» **Rows**:
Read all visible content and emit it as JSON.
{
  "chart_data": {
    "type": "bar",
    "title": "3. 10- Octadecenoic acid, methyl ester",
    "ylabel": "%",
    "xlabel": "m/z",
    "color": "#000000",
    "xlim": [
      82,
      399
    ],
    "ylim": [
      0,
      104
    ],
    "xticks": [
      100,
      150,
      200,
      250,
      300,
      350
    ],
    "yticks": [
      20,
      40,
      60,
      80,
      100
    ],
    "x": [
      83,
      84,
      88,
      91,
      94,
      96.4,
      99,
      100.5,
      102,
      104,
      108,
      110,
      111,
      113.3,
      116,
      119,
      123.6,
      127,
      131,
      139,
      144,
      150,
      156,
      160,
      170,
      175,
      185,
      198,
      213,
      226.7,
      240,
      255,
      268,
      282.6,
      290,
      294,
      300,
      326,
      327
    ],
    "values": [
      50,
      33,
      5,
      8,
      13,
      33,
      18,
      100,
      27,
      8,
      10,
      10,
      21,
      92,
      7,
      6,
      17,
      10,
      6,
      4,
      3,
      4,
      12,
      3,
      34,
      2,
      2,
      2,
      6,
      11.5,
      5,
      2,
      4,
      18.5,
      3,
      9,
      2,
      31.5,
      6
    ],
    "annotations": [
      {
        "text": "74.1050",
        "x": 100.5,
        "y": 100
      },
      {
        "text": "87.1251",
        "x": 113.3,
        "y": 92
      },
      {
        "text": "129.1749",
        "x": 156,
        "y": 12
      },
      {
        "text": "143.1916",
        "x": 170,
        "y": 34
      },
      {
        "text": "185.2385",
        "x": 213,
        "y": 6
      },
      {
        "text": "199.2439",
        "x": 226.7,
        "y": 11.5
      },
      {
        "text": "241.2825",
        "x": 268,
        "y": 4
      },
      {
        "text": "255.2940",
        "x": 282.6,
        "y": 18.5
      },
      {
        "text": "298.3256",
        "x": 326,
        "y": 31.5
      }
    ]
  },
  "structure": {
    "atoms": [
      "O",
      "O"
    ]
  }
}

» **Directive**:
Every line in the data above that contains "text" needs to be copied.

» **Result**:
        "text": "74.1050",
        "text": "87.1251",
        "text": "129.1749",
        "text": "143.1916",
        "text": "185.2385",
        "text": "199.2439",
        "text": "241.2825",
        "text": "255.2940",
        "text": "298.3256",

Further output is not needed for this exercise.